====== INPUT RECORDS

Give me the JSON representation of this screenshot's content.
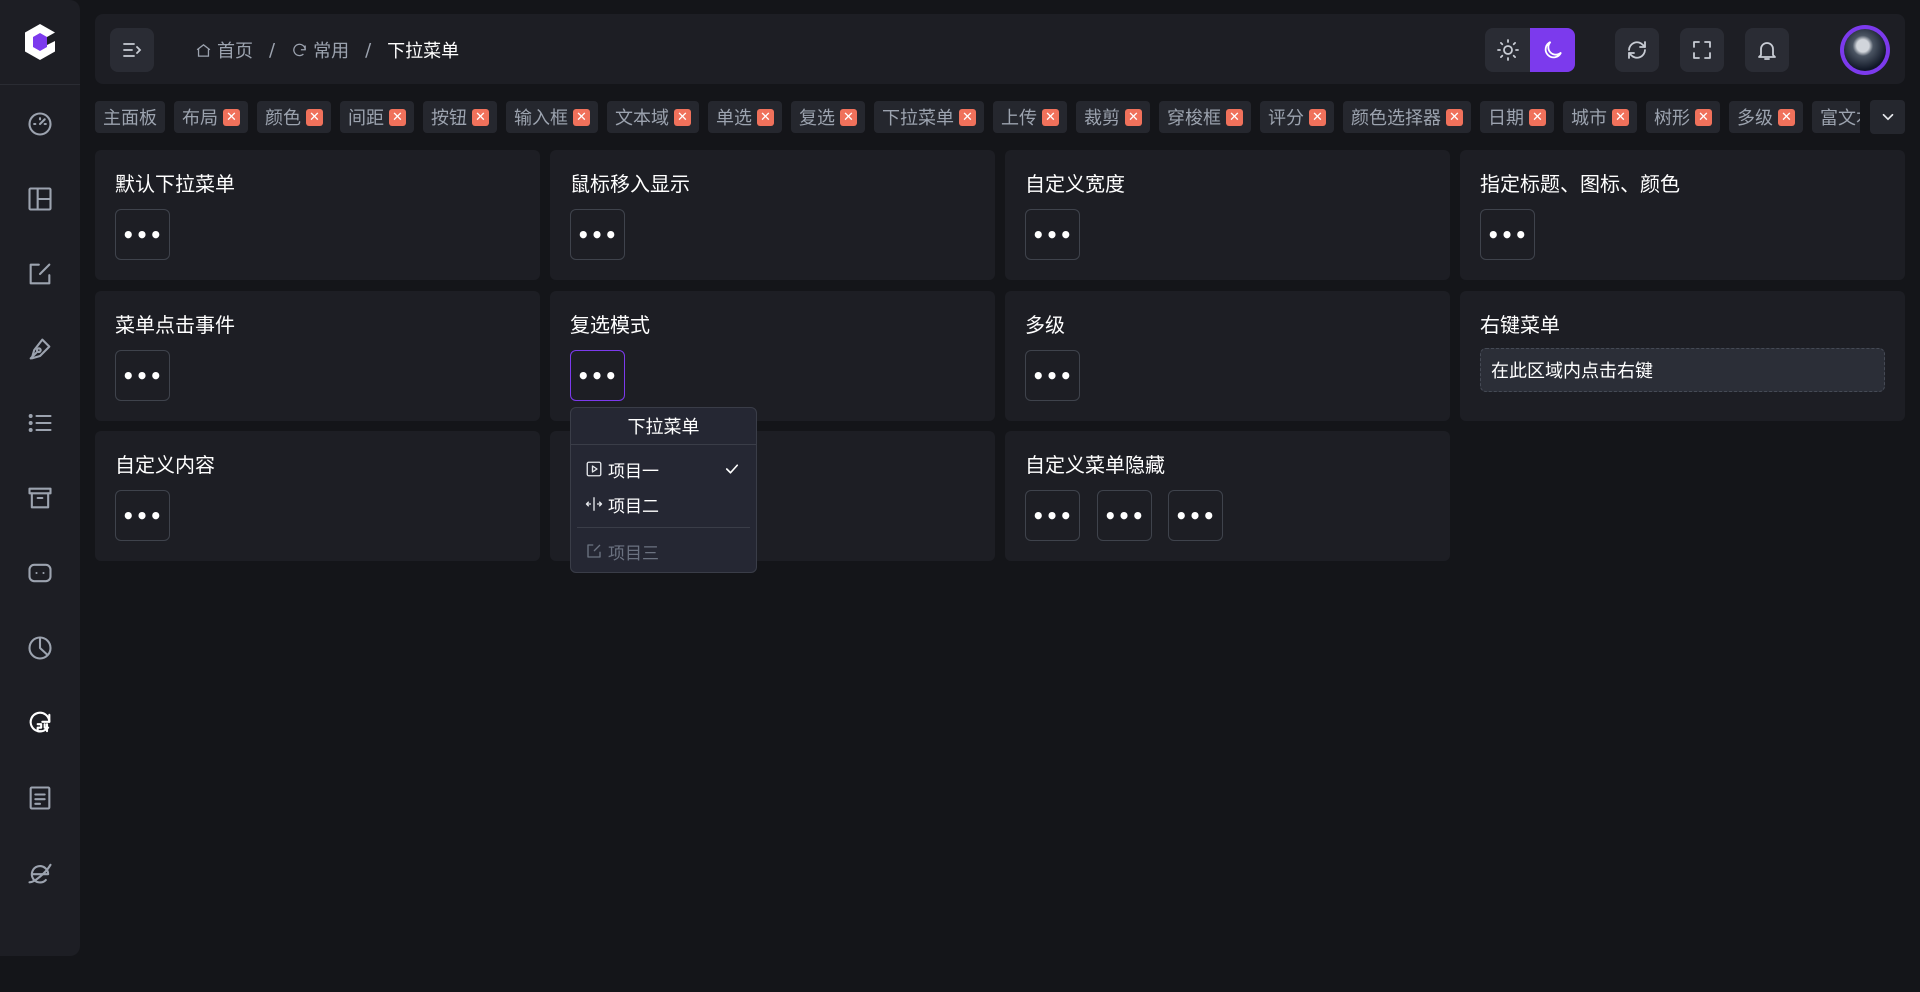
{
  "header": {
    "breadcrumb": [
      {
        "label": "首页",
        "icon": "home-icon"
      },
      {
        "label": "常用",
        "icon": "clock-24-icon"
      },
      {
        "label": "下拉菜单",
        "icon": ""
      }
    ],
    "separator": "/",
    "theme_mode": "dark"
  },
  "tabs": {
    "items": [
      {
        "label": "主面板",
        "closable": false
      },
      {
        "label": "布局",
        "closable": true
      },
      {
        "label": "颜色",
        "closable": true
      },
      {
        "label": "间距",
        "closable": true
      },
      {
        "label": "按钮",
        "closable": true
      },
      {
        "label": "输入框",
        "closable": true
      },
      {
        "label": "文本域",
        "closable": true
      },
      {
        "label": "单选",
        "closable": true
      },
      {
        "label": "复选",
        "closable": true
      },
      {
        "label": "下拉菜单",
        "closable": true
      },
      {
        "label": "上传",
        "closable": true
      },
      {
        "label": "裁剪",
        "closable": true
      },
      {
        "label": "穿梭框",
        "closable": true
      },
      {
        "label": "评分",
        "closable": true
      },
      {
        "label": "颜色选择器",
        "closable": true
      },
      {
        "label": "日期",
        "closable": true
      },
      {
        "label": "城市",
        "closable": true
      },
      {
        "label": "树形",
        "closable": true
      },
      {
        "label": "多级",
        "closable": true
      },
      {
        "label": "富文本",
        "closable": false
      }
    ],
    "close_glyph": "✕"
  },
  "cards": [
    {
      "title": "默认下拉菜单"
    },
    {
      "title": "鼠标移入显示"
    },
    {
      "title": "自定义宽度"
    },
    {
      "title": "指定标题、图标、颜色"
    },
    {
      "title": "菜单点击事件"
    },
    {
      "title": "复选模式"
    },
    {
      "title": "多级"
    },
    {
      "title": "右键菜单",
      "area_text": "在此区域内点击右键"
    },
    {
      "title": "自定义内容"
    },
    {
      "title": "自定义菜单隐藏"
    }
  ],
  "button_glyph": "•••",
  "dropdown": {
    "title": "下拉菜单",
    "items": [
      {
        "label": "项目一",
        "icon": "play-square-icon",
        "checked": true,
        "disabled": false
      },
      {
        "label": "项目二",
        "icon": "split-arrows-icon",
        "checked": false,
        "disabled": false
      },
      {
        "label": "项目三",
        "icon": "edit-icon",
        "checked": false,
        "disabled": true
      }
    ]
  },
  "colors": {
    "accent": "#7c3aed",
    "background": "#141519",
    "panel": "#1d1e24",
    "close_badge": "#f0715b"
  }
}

============

• _WHAT THIS TASK INVOLVES_
Transcribe the records above exactly as they appear, leaving out any pictures.

• _TASK RESULT_
Give me the JSON representation of this screenshot's content.
{
  "header": {
    "breadcrumb": [
      {
        "label": "首页",
        "icon": "home-icon"
      },
      {
        "label": "常用",
        "icon": "clock-24-icon"
      },
      {
        "label": "下拉菜单",
        "icon": ""
      }
    ],
    "separator": "/",
    "theme_mode": "dark"
  },
  "tabs": {
    "items": [
      {
        "label": "主面板",
        "closable": false
      },
      {
        "label": "布局",
        "closable": true
      },
      {
        "label": "颜色",
        "closable": true
      },
      {
        "label": "间距",
        "closable": true
      },
      {
        "label": "按钮",
        "closable": true
      },
      {
        "label": "输入框",
        "closable": true
      },
      {
        "label": "文本域",
        "closable": true
      },
      {
        "label": "单选",
        "closable": true
      },
      {
        "label": "复选",
        "closable": true
      },
      {
        "label": "下拉菜单",
        "closable": true
      },
      {
        "label": "上传",
        "closable": true
      },
      {
        "label": "裁剪",
        "closable": true
      },
      {
        "label": "穿梭框",
        "closable": true
      },
      {
        "label": "评分",
        "closable": true
      },
      {
        "label": "颜色选择器",
        "closable": true
      },
      {
        "label": "日期",
        "closable": true
      },
      {
        "label": "城市",
        "closable": true
      },
      {
        "label": "树形",
        "closable": true
      },
      {
        "label": "多级",
        "closable": true
      },
      {
        "label": "富文本",
        "closable": false
      }
    ],
    "close_glyph": "✕"
  },
  "cards": [
    {
      "title": "默认下拉菜单"
    },
    {
      "title": "鼠标移入显示"
    },
    {
      "title": "自定义宽度"
    },
    {
      "title": "指定标题、图标、颜色"
    },
    {
      "title": "菜单点击事件"
    },
    {
      "title": "复选模式"
    },
    {
      "title": "多级"
    },
    {
      "title": "右键菜单",
      "area_text": "在此区域内点击右键"
    },
    {
      "title": "自定义内容"
    },
    {
      "title": "自定义菜单隐藏"
    }
  ],
  "button_glyph": "•••",
  "dropdown": {
    "title": "下拉菜单",
    "items": [
      {
        "label": "项目一",
        "icon": "play-square-icon",
        "checked": true,
        "disabled": false
      },
      {
        "label": "项目二",
        "icon": "split-arrows-icon",
        "checked": false,
        "disabled": false
      },
      {
        "label": "项目三",
        "icon": "edit-icon",
        "checked": false,
        "disabled": true
      }
    ]
  },
  "colors": {
    "accent": "#7c3aed",
    "background": "#141519",
    "panel": "#1d1e24",
    "close_badge": "#f0715b"
  }
}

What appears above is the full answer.